**GOAL:**
Gather, from the data below, each line in which the word "voting" occurs.

# # # #

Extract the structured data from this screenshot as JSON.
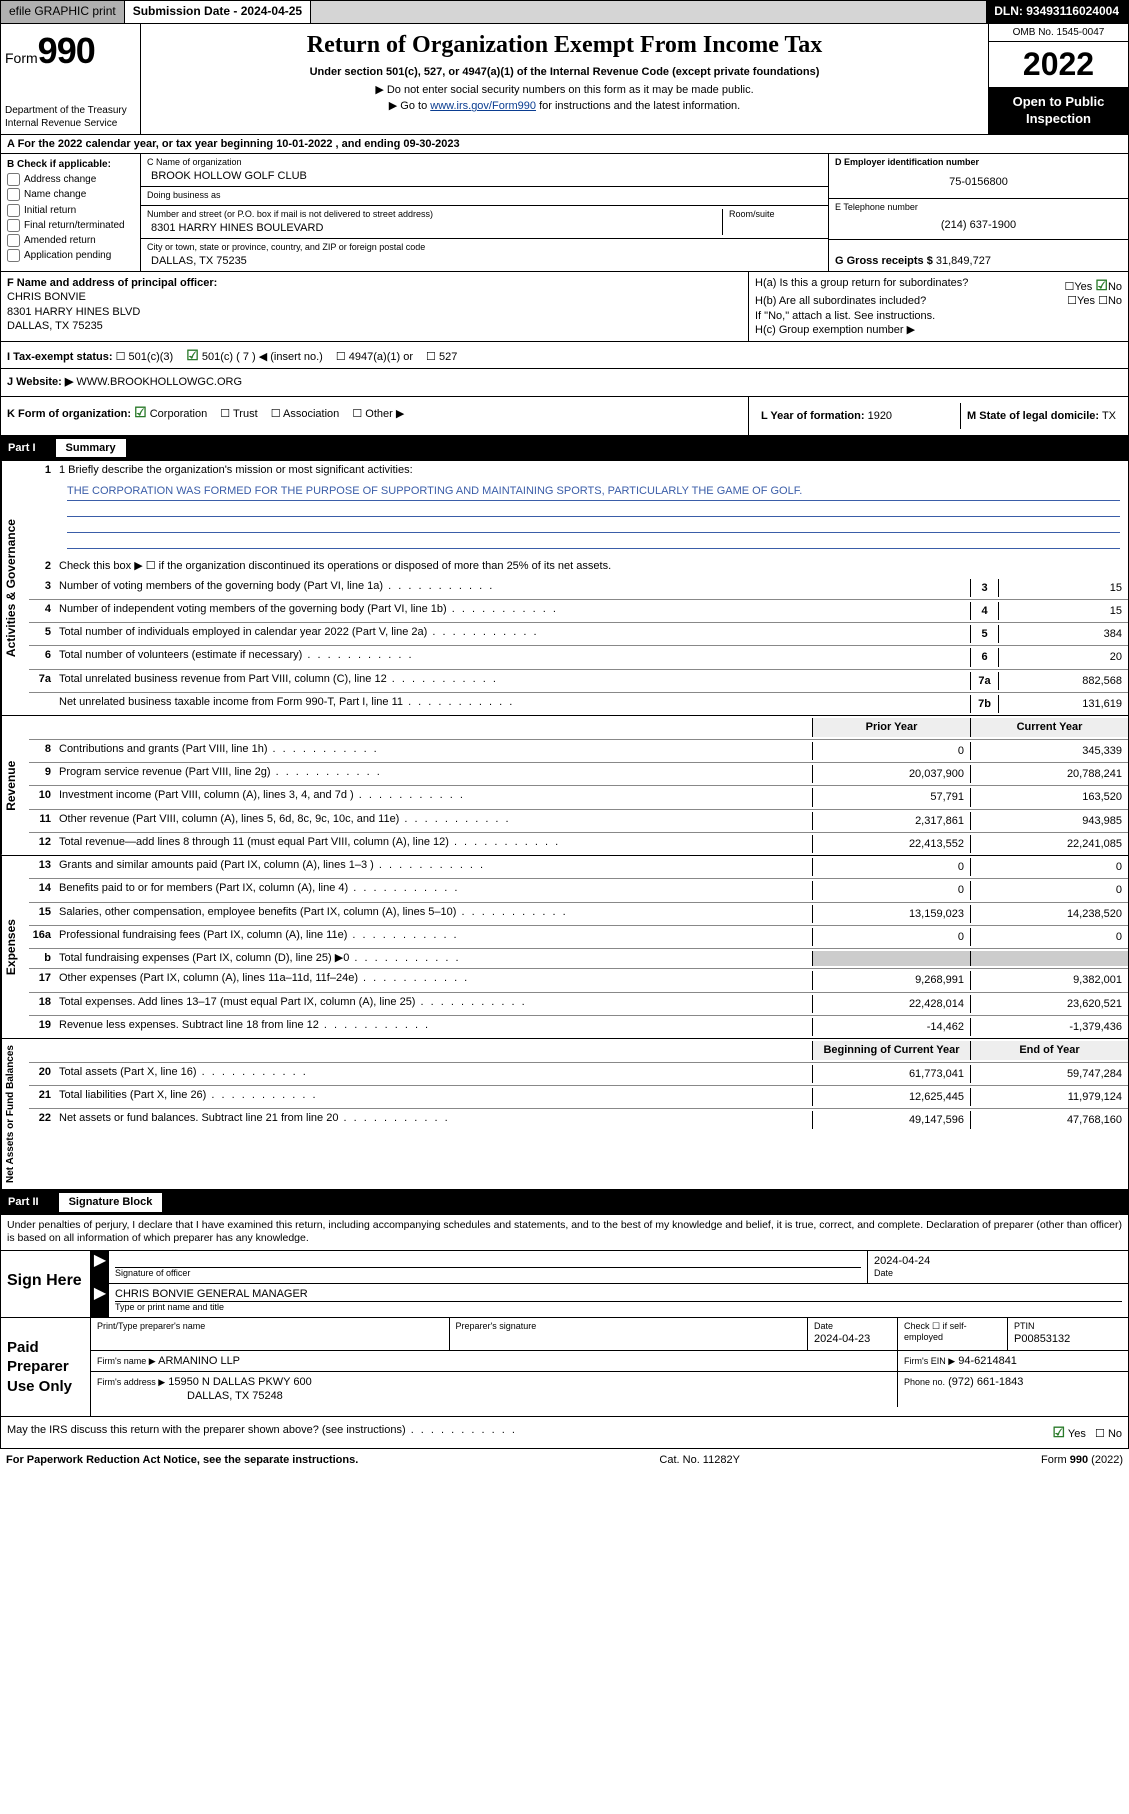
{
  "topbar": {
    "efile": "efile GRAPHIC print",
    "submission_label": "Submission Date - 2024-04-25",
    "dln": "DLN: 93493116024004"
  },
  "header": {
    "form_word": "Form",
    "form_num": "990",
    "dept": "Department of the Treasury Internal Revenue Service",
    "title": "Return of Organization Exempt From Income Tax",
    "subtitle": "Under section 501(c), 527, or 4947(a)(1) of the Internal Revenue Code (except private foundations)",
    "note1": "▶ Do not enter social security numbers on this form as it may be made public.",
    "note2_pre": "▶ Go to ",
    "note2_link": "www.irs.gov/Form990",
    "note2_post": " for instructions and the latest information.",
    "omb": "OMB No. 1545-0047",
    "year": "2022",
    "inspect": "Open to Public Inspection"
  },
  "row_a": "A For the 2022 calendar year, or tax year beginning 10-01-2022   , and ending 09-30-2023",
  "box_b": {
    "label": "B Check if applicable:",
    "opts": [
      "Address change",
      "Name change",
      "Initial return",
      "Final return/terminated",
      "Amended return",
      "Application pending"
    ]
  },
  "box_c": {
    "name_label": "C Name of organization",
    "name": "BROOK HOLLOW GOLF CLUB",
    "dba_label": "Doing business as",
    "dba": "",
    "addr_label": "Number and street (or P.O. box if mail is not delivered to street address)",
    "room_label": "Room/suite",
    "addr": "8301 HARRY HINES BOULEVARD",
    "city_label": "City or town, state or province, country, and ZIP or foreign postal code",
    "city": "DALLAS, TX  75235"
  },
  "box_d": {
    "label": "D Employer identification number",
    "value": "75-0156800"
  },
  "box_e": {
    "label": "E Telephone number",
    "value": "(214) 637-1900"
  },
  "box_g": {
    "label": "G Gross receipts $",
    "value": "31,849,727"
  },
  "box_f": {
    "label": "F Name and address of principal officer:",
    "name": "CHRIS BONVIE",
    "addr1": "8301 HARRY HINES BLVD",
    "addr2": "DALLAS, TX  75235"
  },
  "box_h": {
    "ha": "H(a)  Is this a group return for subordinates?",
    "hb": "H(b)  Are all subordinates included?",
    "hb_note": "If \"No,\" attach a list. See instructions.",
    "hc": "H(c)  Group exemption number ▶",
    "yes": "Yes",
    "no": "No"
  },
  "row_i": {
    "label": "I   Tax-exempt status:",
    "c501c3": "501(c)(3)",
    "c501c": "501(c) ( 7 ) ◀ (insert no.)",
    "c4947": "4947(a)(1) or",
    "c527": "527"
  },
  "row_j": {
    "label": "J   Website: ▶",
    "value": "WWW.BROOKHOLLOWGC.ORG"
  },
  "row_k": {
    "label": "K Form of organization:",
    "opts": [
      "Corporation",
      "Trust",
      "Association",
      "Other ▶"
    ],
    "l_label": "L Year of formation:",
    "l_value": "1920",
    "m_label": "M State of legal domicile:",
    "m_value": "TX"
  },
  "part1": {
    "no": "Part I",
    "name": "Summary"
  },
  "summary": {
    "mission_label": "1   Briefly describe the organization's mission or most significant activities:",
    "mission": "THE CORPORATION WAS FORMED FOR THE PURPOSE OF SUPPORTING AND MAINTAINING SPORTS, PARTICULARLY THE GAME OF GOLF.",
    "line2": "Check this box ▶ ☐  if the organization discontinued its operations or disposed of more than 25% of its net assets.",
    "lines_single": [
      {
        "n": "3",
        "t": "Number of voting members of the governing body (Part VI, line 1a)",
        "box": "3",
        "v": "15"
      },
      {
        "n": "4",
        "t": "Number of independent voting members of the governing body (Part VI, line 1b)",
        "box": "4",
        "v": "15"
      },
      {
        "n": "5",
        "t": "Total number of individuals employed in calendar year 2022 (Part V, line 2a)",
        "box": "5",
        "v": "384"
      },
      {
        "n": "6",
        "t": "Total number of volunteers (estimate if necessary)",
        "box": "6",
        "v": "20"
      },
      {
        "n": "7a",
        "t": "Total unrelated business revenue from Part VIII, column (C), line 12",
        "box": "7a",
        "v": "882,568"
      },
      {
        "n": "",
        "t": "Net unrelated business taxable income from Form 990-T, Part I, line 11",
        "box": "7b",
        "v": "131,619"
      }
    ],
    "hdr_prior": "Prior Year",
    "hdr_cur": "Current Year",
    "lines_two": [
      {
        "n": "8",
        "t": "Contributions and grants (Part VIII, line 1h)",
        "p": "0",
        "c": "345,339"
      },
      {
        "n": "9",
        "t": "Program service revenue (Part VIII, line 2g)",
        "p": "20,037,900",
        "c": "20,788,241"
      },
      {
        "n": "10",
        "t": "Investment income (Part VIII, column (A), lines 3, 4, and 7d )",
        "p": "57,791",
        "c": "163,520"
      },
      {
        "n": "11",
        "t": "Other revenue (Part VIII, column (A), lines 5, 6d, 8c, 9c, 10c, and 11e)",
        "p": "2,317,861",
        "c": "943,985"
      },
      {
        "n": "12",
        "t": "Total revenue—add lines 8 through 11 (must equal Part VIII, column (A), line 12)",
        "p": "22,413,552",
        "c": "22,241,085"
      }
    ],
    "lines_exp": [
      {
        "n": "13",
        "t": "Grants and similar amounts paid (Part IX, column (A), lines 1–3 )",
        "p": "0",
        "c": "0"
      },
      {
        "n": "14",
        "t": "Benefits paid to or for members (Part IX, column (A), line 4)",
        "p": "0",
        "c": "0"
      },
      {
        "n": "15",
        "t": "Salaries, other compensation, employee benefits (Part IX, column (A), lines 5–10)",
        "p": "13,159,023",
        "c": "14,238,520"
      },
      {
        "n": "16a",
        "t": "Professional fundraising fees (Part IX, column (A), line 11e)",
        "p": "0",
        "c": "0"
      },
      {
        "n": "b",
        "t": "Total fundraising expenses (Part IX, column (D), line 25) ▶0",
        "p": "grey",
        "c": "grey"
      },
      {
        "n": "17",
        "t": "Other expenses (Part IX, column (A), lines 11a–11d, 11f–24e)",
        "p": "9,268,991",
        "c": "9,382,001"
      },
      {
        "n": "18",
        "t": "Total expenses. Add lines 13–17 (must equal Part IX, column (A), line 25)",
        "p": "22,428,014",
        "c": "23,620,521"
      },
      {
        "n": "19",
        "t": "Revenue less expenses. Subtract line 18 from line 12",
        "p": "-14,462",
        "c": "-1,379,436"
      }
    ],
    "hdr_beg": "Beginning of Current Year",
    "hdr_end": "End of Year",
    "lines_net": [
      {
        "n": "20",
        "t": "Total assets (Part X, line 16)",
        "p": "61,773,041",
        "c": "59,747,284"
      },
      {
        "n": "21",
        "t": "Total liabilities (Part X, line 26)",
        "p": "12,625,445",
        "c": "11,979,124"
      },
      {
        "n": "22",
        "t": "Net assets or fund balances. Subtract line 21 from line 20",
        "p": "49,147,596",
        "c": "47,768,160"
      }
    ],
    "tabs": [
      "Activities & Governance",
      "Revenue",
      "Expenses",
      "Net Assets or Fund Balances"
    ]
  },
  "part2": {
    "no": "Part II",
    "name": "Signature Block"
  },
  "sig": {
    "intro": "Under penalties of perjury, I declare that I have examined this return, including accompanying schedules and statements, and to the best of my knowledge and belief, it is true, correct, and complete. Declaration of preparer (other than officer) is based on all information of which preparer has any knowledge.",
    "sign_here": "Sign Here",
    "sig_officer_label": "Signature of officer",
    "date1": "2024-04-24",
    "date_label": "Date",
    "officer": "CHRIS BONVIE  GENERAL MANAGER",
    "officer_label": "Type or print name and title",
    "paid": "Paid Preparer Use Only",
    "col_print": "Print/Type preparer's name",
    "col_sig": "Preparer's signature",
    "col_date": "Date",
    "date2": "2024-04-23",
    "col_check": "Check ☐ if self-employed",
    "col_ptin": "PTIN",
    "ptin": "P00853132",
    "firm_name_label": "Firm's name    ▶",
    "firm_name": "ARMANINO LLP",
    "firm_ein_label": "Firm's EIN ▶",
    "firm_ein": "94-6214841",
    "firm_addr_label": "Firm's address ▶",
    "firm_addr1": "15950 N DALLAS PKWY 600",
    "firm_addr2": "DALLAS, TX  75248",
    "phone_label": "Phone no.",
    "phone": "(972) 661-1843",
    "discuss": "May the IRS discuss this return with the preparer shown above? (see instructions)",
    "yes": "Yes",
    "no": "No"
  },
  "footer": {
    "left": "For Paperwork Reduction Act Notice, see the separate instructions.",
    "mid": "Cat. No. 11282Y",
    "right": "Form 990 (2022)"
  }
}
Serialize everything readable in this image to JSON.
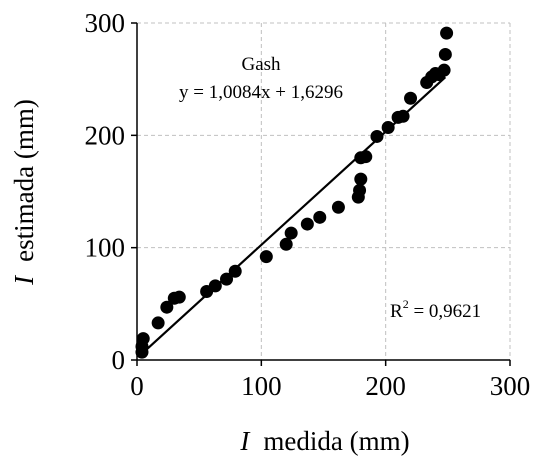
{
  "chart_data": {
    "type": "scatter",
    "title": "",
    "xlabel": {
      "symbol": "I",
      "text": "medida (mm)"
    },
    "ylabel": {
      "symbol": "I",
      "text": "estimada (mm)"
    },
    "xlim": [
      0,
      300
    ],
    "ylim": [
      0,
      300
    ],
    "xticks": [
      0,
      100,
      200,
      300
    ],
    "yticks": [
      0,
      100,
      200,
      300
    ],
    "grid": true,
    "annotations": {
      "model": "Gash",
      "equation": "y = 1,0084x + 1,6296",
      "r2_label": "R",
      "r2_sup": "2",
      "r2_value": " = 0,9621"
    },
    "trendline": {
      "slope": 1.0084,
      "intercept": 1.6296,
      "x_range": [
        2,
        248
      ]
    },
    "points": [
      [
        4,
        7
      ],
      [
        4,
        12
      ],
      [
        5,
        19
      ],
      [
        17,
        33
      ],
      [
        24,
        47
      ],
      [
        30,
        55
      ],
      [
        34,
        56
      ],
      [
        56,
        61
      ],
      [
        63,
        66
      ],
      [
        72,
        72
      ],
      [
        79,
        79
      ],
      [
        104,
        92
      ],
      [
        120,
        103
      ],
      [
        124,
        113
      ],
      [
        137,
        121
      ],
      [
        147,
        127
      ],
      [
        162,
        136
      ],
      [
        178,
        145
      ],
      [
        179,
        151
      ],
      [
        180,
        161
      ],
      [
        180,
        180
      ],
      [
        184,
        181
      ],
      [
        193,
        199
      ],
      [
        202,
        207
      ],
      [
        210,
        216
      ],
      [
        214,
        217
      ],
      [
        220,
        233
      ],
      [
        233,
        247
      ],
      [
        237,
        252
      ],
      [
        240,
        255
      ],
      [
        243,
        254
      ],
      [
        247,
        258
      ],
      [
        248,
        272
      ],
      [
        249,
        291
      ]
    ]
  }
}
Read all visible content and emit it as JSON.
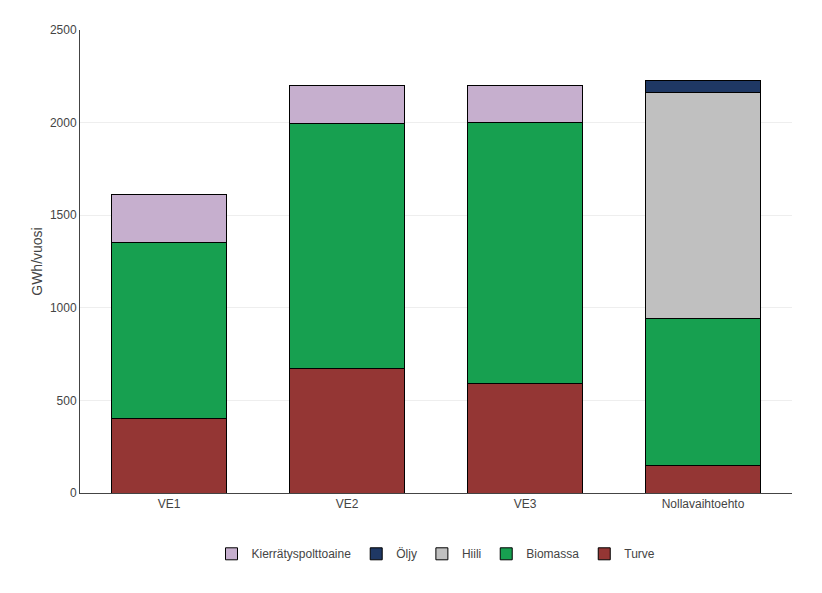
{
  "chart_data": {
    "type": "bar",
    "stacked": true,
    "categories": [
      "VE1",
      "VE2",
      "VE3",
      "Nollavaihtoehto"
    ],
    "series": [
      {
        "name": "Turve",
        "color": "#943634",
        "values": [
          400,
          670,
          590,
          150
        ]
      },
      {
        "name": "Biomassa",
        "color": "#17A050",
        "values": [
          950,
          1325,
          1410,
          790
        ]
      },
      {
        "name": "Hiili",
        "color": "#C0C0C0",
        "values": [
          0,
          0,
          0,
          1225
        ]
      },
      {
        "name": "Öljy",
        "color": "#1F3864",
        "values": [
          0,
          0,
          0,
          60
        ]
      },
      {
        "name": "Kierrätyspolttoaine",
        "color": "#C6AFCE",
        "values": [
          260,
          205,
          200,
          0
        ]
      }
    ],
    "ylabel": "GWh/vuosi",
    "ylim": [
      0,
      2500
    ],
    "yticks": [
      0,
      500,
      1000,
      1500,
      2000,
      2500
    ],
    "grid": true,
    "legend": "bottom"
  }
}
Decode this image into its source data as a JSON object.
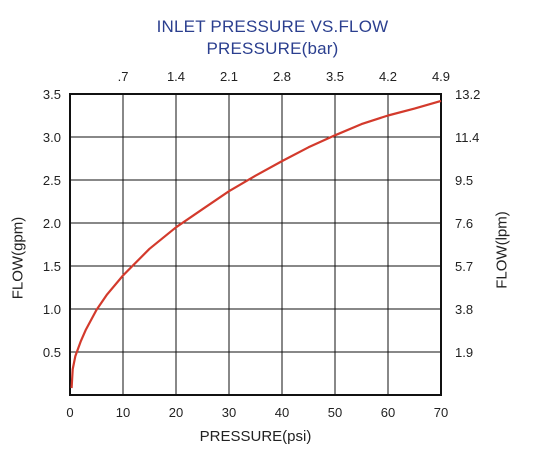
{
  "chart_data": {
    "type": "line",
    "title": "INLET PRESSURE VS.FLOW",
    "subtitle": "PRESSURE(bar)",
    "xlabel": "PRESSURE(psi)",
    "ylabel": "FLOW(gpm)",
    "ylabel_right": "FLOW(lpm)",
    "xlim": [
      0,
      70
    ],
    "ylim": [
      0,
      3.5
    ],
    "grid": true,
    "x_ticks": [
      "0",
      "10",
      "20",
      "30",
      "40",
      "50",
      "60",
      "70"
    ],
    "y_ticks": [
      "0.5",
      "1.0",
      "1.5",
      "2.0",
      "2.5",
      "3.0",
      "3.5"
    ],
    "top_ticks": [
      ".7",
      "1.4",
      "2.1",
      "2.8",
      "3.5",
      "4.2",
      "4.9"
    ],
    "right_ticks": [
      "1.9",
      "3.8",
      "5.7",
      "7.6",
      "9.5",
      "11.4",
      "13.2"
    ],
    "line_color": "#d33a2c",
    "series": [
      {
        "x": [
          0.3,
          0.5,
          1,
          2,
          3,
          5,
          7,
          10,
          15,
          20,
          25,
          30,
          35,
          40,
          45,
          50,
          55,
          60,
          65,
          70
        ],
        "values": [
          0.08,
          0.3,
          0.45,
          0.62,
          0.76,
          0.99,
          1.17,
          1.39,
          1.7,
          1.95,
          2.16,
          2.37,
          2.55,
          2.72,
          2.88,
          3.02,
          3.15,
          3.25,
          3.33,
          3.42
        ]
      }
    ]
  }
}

# # # #

**OUTPUT OF THE TASK:**
        "t": "Number of voting members of the governing body (Part VI, line 1a)",
        "t": "Number of independent voting members of the governing body (Part VI, line 1b)",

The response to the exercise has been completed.